_RECORDS SHOWN_
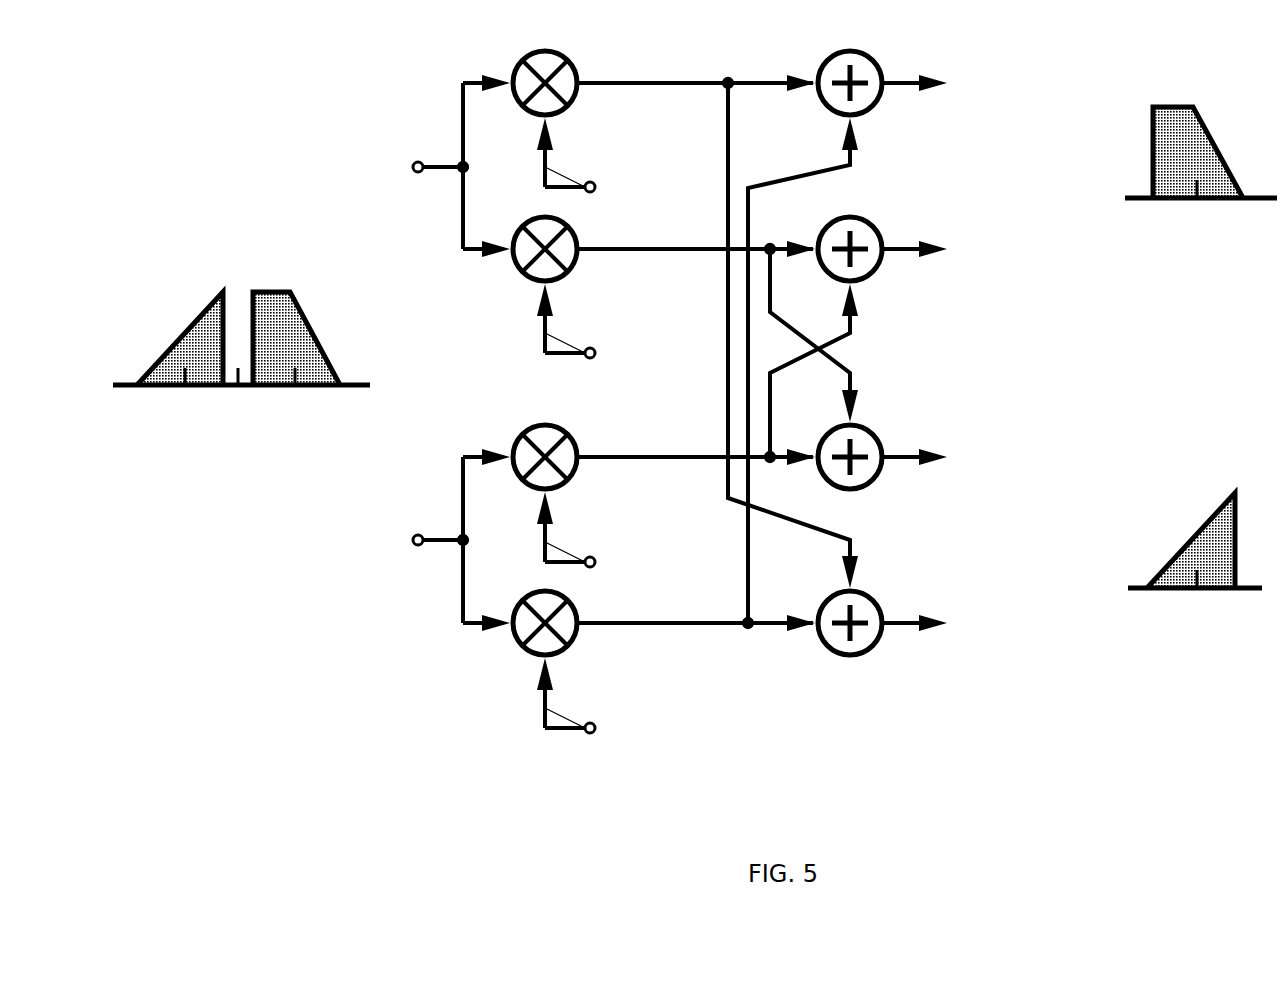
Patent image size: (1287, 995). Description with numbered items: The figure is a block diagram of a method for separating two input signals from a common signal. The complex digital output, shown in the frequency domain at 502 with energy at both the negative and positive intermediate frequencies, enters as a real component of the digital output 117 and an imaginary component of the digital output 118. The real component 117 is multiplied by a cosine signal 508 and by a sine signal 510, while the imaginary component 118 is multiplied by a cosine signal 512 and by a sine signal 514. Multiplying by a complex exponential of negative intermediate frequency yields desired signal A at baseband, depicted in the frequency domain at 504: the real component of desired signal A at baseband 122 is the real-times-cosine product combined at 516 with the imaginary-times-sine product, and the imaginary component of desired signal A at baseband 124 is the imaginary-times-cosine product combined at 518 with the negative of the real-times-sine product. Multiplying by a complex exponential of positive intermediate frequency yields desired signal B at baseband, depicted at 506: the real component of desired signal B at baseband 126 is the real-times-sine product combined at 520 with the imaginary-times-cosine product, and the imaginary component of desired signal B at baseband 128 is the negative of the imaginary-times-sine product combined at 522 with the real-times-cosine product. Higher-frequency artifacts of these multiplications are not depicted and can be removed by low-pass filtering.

The real component of the digital output 117 is at (416, 166).
The imaginary component of the digital output 118 is at (411, 540).
The real component of desired signal A at baseband 122 is at (994, 102).
The imaginary component of desired signal A at baseband 124 is at (1000, 272).
The real component of desired signal B at baseband 126 is at (1000, 467).
The imaginary component of desired signal B at baseband 128 is at (995, 636).
The digital output in the frequency domain 502 is at (241, 375).
The desired signal A at baseband 504 is at (1201, 185).
The desired signal B at baseband 506 is at (1195, 574).
The cosine signal multiplier 508 is at (663, 103).
The sine signal multiplier 510 is at (663, 302).
The cosine signal multiplier 512 is at (650, 485).
The sine signal multiplier 514 is at (663, 679).
The combiner 516 is at (834, 80).
The combiner 518 is at (834, 251).
The combiner 520 is at (842, 445).
The combiner 522 is at (848, 606).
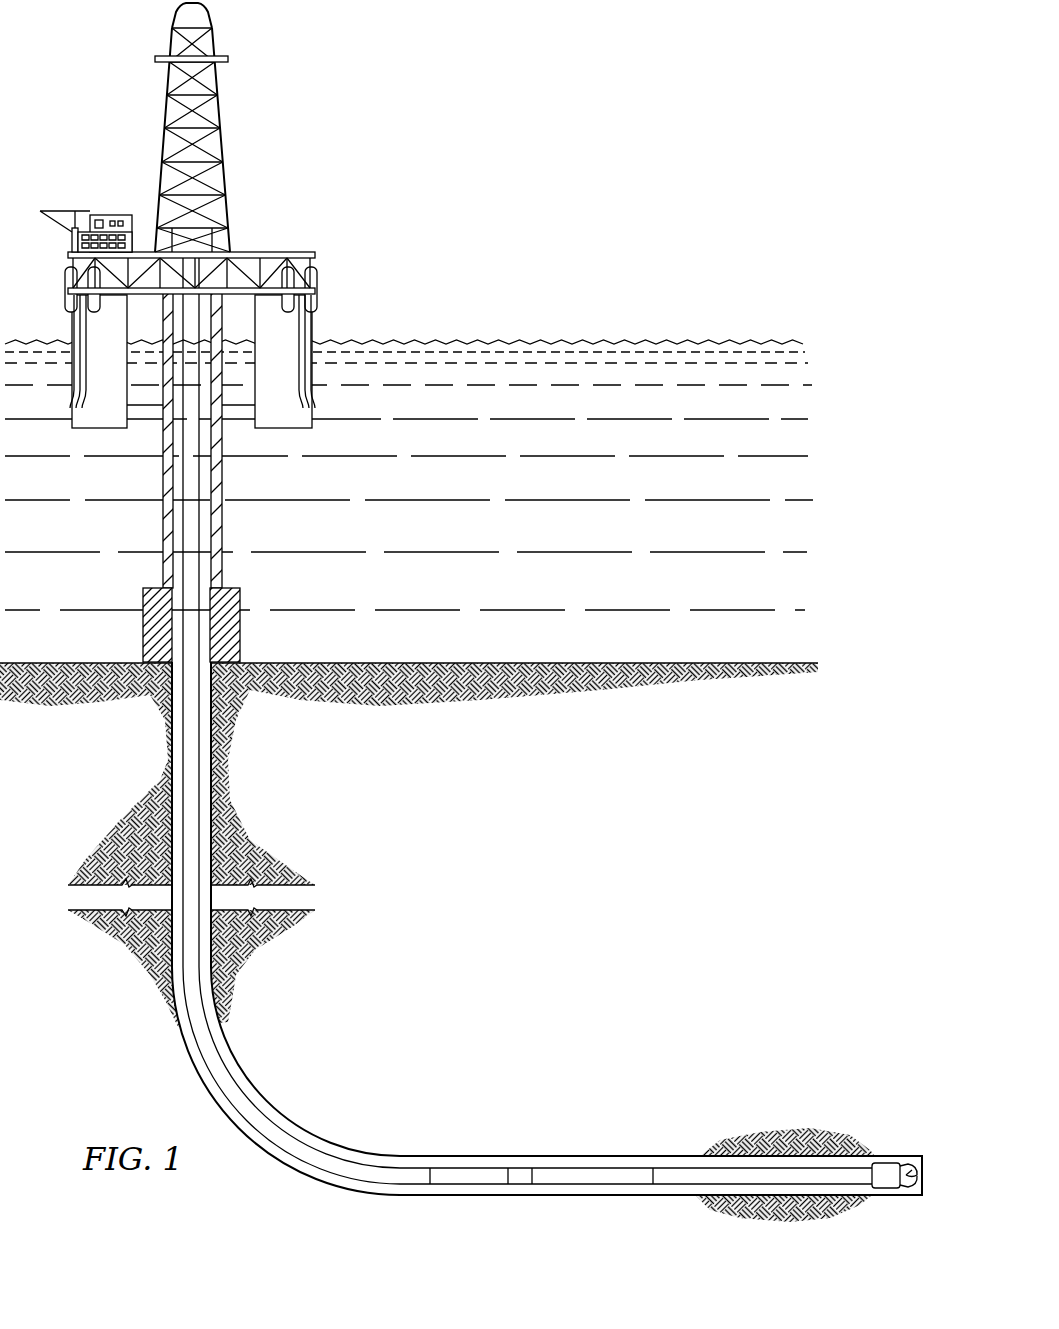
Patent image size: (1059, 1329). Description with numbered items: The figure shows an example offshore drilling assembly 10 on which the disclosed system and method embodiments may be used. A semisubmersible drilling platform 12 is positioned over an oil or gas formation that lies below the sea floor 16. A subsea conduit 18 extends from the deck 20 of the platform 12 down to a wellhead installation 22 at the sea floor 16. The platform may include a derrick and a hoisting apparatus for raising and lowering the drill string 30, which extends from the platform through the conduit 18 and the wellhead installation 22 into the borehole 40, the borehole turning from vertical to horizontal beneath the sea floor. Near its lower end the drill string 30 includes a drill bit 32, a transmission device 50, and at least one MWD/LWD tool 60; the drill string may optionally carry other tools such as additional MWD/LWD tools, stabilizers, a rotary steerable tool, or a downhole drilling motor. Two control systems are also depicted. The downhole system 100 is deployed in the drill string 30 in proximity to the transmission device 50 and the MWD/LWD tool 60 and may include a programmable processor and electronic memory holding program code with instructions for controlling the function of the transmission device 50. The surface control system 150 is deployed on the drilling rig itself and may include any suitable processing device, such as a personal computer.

The offshore drilling assembly 10 is at (313, 128).
The semisubmersible drilling platform 12 is at (300, 250).
The sea floor 16 is at (473, 662).
The subsea conduit 18 is at (222, 527).
The deck 20 is at (318, 291).
The wellhead installation 22 is at (236, 578).
The drill string 30 is at (192, 444).
The drill bit 32 is at (890, 1168).
The borehole 40 is at (175, 770).
The transmission device 50 is at (468, 1173).
The MWD/LWD tool 60 is at (600, 1173).
The downhole control system 100 is at (520, 1175).
The surface control system 150 is at (100, 215).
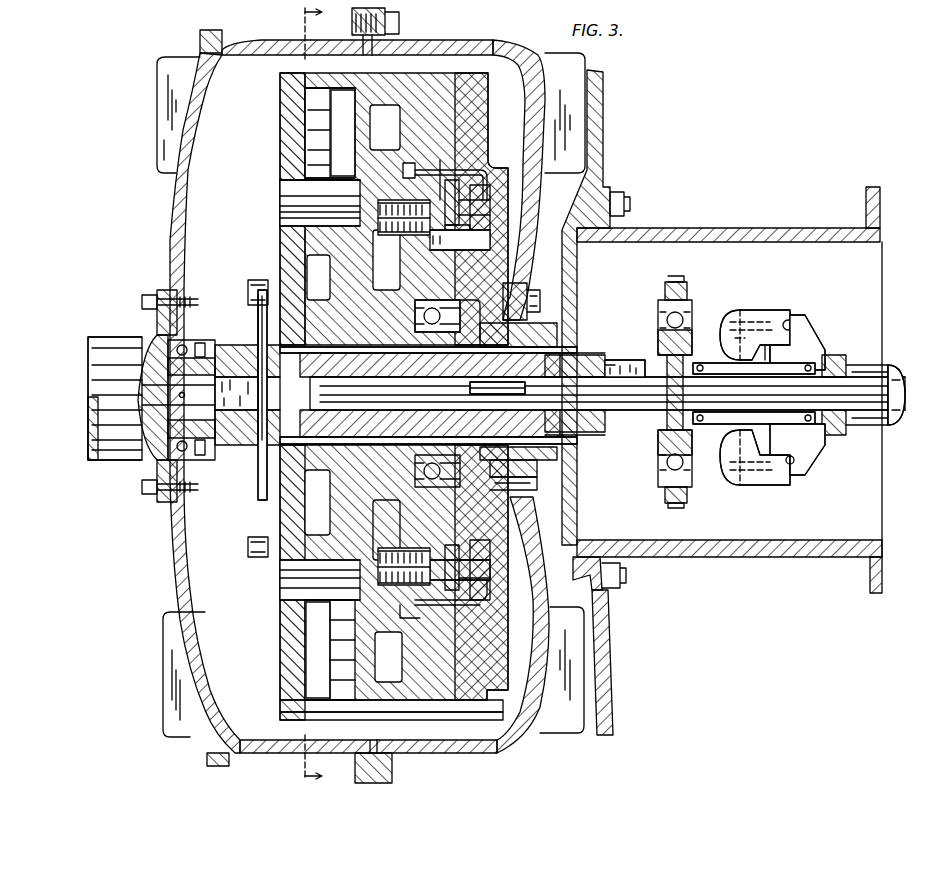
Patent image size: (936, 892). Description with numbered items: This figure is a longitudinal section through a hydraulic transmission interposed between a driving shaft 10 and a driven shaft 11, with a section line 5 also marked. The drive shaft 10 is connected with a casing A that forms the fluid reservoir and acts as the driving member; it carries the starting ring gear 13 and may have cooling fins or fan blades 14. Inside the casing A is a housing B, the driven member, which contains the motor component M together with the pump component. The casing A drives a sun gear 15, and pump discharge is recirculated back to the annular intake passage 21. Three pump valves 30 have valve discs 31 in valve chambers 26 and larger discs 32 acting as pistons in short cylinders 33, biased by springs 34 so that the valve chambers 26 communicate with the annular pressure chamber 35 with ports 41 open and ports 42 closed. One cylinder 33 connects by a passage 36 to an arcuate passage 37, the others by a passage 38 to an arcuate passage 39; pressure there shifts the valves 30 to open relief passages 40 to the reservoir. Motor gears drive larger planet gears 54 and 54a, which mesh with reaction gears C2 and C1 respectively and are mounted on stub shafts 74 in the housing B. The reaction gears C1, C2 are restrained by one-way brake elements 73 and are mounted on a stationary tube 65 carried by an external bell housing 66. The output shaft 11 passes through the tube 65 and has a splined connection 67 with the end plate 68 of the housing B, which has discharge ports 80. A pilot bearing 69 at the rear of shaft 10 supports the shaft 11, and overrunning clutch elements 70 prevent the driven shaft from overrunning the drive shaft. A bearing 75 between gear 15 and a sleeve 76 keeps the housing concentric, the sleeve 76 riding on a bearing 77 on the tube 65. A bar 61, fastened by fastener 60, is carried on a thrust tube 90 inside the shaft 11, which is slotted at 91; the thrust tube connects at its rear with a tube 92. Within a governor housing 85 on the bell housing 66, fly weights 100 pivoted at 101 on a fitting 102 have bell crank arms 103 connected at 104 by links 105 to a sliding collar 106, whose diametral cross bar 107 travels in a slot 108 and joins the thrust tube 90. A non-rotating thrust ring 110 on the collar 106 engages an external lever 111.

_WHAT IS ASKED_
Copy out every row above word for word, but leave out the pictures.

_EXPECTED ANSWER_
Patent image size: (1287, 995). Description with numbered items: The figure is a block diagram of a method for separating two input signals from a common signal. The complex digital output, shown in the frequency domain at 502 with energy at both the negative and positive intermediate frequencies, enters as a real component of the digital output 117 and an imaginary component of the digital output 118. The real component 117 is multiplied by a cosine signal 508 and by a sine signal 510, while the imaginary component 118 is multiplied by a cosine signal 512 and by a sine signal 514. Multiplying by a complex exponential of negative intermediate frequency yields desired signal A at baseband, depicted in the frequency domain at 504: the real component of desired signal A at baseband 122 is the real-times-cosine product combined at 516 with the imaginary-times-sine product, and the imaginary component of desired signal A at baseband 124 is the imaginary-times-cosine product combined at 518 with the negative of the real-times-sine product. Multiplying by a complex exponential of positive intermediate frequency yields desired signal B at baseband, depicted at 506: the real component of desired signal B at baseband 126 is the real-times-sine product combined at 520 with the imaginary-times-cosine product, and the imaginary component of desired signal B at baseband 128 is the negative of the imaginary-times-sine product combined at 522 with the real-times-cosine product. Higher-frequency artifacts of these multiplications are not depicted and can be removed by low-pass filtering.

The real component of the digital output 117 is at (416, 166).
The imaginary component of the digital output 118 is at (411, 540).
The real component of desired signal A at baseband 122 is at (994, 102).
The imaginary component of desired signal A at baseband 124 is at (1000, 272).
The real component of desired signal B at baseband 126 is at (1000, 467).
The imaginary component of desired signal B at baseband 128 is at (995, 636).
The digital output in the frequency domain 502 is at (241, 375).
The desired signal A at baseband 504 is at (1201, 185).
The desired signal B at baseband 506 is at (1195, 574).
The cosine signal multiplier 508 is at (663, 103).
The sine signal multiplier 510 is at (663, 302).
The cosine signal multiplier 512 is at (650, 485).
The sine signal multiplier 514 is at (663, 679).
The combiner 516 is at (834, 80).
The combiner 518 is at (834, 251).
The combiner 520 is at (842, 445).
The combiner 522 is at (848, 606).
Patent image size: (1059, 1329). Description with numbered items: The figure shows an example offshore drilling assembly 10 on which the disclosed system and method embodiments may be used. A semisubmersible drilling platform 12 is positioned over an oil or gas formation that lies below the sea floor 16. A subsea conduit 18 extends from the deck 20 of the platform 12 down to a wellhead installation 22 at the sea floor 16. The platform may include a derrick and a hoisting apparatus for raising and lowering the drill string 30, which extends from the platform through the conduit 18 and the wellhead installation 22 into the borehole 40, the borehole turning from vertical to horizontal beneath the sea floor. Near its lower end the drill string 30 includes a drill bit 32, a transmission device 50, and at least one MWD/LWD tool 60; the drill string may optionally carry other tools such as additional MWD/LWD tools, stabilizers, a rotary steerable tool, or a downhole drilling motor. Two control systems are also depicted. The downhole system 100 is deployed in the drill string 30 in proximity to the transmission device 50 and the MWD/LWD tool 60 and may include a programmable processor and electronic memory holding program code with instructions for controlling the function of the transmission device 50. The surface control system 150 is deployed on the drilling rig itself and may include any suitable processing device, such as a personal computer.

The offshore drilling assembly 10 is at (313, 128).
The semisubmersible drilling platform 12 is at (300, 250).
The sea floor 16 is at (473, 662).
The subsea conduit 18 is at (222, 527).
The deck 20 is at (318, 291).
The wellhead installation 22 is at (236, 578).
The drill string 30 is at (192, 444).
The drill bit 32 is at (890, 1168).
The borehole 40 is at (175, 770).
The transmission device 50 is at (468, 1173).
The MWD/LWD tool 60 is at (600, 1173).
The downhole control system 100 is at (520, 1175).
The surface control system 150 is at (100, 215).
Patent image size: (936, 892). Description with numbered items: This figure is a longitudinal section through a hydraulic transmission interposed between a driving shaft 10 and a driven shaft 11, with a section line 5 also marked. The drive shaft 10 is connected with a casing A that forms the fluid reservoir and acts as the driving member; it carries the starting ring gear 13 and may have cooling fins or fan blades 14. Inside the casing A is a housing B, the driven member, which contains the motor component M together with the pump component. The casing A drives a sun gear 15, and pump discharge is recirculated back to the annular intake passage 21. Three pump valves 30 have valve discs 31 in valve chambers 26 and larger discs 32 acting as pistons in short cylinders 33, biased by springs 34 so that the valve chambers 26 communicate with the annular pressure chamber 35 with ports 41 open and ports 42 closed. One cylinder 33 connects by a passage 36 to an arcuate passage 37, the others by a passage 38 to an arcuate passage 39; pressure there shifts the valves 30 to open relief passages 40 to the reservoir. Motor gears drive larger planet gears 54 and 54a, which mesh with reaction gears C2 and C1 respectively and are mounted on stub shafts 74 in the housing B. The reaction gears C1, C2 are restrained by one-way brake elements 73 and are mounted on a stationary tube 65 carried by an external bell housing 66. The output shaft 11 passes through the tube 65 and has a splined connection 67 with the end plate 68 of the housing B, which has discharge ports 80. A pilot bearing 69 at the rear of shaft 10 supports the shaft 11, and overrunning clutch elements 70 prevent the driven shaft from overrunning the drive shaft. A bearing 75 between gear 15 and a sleeve 76 keeps the housing concentric, the sleeve 76 riding on a bearing 77 on the tube 65. A bar 61, fastened by fastener 60, is carried on a thrust tube 90 inside the shaft 11, which is slotted at 91; the thrust tube connects at its rear with a tube 92. Within a governor housing 85 on the bell housing 66, fly weights 100 pivoted at 101 on a fitting 102 have bell crank arms 103 connected at 104 by links 105 to a sliding collar 106, whose diametral cross bar 107 travels in a slot 108 and joins the thrust tube 90. A non-rotating thrust ring 110 on the collar 106 engages an external lever 111.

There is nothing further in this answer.